------ TEXTE DE LA PAGE ------
Editorial

Libérez Azziman

© D.R

Vous connaissez la dernière ? Elle court comme une traînée de poudre. Sauf votre respect, c’est avec un plaisir teinté d’amertume que je vous la raconte tout en demandant d’avance à note ami Abdeslam Ahizoune de bien vouloir nous excuser. Vous connaissez Maroc Telecom. D’accord. Vous savez que l’Etat y est toujours actionnaire. Bien. Vous savez ce que vous risquez si vous ne vous acquittez pas de votre facture. Non. Et bien, je vais vous le dire. Si le montant dépasse 25 000 dirhams, et en l’état actuel de notre législation, vous êtes passible de la Cour spéciale de justice.
Vous me diriez que Maroc Telecom est une SA. C’est bien, mais le CIH aussi. Vous me diriez que c’est uniquement une affaire commerciale. Bien. Les cadres du CIH ne traitaient que des affaires commerciales avec des clients qui, pour la plupart, sont normaux comme vous et moi. Vous pouvez rétorquer que ce ne sont pas des deniers publics. La définition de ces deniers est très vague, d’ailleurs les gars de l’association des minotiers paient durement, en taule, cette confusion. Là où l’État est actionnaire avec un dirham, tout devient de l’argent public, et tous les employés, les clients, les connaissances, les amis de passage deviennent par magie des fonctionnaires…et hop, menottes aux poings devant la Cour spéciale de justice.
------ MATÉRIEL PRÉSENTÉ ------
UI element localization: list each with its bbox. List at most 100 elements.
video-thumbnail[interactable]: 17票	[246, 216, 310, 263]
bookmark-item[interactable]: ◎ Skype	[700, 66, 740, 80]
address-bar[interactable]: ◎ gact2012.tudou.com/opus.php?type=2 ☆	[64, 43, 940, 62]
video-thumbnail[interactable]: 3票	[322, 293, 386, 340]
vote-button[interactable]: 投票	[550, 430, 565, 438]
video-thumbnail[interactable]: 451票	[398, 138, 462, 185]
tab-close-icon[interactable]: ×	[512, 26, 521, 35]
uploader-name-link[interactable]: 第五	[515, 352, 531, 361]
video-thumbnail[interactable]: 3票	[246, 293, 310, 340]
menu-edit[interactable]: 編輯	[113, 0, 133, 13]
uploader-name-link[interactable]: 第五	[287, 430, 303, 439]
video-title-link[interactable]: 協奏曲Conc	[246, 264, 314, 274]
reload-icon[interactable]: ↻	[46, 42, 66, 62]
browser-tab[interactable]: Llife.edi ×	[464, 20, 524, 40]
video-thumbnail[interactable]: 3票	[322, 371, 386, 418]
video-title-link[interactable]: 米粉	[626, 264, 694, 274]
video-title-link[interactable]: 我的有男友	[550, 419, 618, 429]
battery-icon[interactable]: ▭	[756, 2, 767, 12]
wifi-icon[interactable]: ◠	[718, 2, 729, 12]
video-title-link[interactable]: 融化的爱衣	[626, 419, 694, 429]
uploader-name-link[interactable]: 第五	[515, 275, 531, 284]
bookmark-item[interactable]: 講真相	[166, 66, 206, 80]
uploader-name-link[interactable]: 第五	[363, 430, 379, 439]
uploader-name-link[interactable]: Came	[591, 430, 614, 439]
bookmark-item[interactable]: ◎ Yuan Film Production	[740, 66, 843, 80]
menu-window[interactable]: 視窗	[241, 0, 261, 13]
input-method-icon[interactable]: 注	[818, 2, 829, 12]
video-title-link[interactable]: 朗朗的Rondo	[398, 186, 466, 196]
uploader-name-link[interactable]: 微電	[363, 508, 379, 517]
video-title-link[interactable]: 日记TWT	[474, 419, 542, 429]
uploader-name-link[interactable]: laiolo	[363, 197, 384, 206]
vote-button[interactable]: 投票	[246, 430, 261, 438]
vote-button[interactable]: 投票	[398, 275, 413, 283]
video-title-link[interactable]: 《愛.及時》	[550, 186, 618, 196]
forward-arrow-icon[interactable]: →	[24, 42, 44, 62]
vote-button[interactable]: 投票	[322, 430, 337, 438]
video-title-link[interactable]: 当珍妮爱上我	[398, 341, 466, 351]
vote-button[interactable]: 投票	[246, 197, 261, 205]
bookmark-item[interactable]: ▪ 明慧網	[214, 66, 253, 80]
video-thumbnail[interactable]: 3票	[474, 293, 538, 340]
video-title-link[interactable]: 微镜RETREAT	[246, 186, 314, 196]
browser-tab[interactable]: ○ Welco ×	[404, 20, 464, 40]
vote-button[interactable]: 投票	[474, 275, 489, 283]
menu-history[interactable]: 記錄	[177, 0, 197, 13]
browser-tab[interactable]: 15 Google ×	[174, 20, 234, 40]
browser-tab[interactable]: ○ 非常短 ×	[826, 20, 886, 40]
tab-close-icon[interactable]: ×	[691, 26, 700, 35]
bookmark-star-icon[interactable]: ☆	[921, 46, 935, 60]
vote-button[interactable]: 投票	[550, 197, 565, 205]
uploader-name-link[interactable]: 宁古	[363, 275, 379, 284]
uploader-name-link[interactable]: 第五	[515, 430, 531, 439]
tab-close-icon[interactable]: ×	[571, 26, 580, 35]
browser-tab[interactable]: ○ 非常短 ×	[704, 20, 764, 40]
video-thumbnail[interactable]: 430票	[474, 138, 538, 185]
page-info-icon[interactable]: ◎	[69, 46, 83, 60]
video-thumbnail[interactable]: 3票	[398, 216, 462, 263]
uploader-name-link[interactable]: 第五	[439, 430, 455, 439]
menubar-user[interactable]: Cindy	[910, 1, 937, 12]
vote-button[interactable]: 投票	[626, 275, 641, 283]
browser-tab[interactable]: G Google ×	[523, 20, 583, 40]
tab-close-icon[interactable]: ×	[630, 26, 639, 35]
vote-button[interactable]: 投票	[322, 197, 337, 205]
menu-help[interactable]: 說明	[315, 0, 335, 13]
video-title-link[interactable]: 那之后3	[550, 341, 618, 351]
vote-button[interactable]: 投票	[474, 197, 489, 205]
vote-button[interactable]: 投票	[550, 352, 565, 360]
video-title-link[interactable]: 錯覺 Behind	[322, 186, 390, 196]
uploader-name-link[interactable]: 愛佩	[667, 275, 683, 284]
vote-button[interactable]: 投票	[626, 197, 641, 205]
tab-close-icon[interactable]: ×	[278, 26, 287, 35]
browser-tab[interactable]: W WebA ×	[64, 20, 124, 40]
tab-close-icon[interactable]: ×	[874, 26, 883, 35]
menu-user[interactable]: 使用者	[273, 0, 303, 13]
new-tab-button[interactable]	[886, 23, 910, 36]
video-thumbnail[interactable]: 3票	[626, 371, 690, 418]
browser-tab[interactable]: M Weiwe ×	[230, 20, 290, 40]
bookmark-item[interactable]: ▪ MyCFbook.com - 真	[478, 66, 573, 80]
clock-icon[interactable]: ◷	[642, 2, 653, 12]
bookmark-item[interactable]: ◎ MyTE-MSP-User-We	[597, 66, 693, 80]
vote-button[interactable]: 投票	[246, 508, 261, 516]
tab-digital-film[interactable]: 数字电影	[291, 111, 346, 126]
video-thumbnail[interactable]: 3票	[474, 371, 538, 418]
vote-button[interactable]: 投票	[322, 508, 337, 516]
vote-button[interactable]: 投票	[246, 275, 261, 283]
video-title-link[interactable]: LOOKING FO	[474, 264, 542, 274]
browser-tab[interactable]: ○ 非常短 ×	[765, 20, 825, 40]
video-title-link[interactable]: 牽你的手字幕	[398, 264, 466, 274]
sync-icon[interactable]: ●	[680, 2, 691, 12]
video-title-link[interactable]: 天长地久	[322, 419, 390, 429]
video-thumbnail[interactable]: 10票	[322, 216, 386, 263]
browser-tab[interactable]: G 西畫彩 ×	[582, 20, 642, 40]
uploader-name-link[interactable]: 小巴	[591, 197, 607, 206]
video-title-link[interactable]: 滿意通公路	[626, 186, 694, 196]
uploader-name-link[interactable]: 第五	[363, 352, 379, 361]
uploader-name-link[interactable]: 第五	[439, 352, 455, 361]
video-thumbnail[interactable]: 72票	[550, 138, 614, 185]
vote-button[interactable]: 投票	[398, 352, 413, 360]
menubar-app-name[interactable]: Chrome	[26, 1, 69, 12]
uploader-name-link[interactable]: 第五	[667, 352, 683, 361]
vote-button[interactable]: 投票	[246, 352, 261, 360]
------
**TÂCHE DEMANDÉE A**: Indiquez si chacune des affirmations suivantes concorde avec l'éditorial sur Maroc Telecom et la Cour spéciale de justice, en répondant par oui ou par non et en citant à l'identique les mots du texte qui tranchent : (i) l'État est encore actionnaire de Maroc Telecom ; (ii) le montant de facture au-delà duquel on devient passible de la Cour spéciale de justice est de 50 000 dirhams ; (iii) la définition des deniers publics est présentée comme très précise.
**TÂCHE DEMANDÉE B**: Poursuivez l'éditorial sur Maroc Telecom et la Cour spéciale de justice à partir de sa dernière phrase.

**RÉPONSE ATTENDUE A**:
(i) Oui : « Vous savez que l’Etat y est toujours actionnaire. »
(ii) Non : « Si le montant dépasse 25 000 dirhams »
(iii) Non : « La définition de ces deniers est très vague »

**RÉPONSE ATTENDUE B**:
Je ne suis pas en train de vous faire douter de la qualité de cette excellente entreprise, de vous dire qu’il faut rapidement privatiser Maroc Telecom ou de vous faire croire que téléphoner est un acte dangereux qui peut vous mener en cabane. Non, je vous dis tout simplement qu’en ne payant pas vos factures de téléphone, vous vivez dangereusement. On entend d’ici l’alerte téléphonique avec une voix très suave avertir les mauvais payeurs. «Votre facture du mois de mai d’un montant de 26 350 dirhams n’a pas été payée. Veuillez vous présenter librement et dans les meilleurs délais pour quitus au greffe de la Cour spéciale de justice, sinon un nouveau monde va vous appeler.»
Ce n’est pas drôle, n’est-ce pas ? Mais que voulez-vous, quand un garde des sceaux manque d’imagination, il fait non seulement passer son pays pour un état de non droit mais compromet durement les efforts sincères de modernisation, de justice et d’équité qu’entreprennent les pouvoirs publics, jusqu’au plus haut sommet.
Au lieu de trouver des solutions acceptables à son niveau, avec courage et abnégation, il botte en touche. Il refile la patate chaude, directement et sans vergogne, entre les mains du chef de l’État. Débrouillez-vous avec ça, semble-t-il dire. Moi, je ne veux pas de problèmes. C’est ce qu’on appelle le syndrome de la grâce royale. Moi, je charge la bourrique, pour la grâce, allez voir ailleurs. Alors, si c’est comme ça, pourquoi, lui, il est payé. En démocratie, un fusible qui ne pète pas est un fusible dangereux. Il peut être à l’origine de bien des incendies.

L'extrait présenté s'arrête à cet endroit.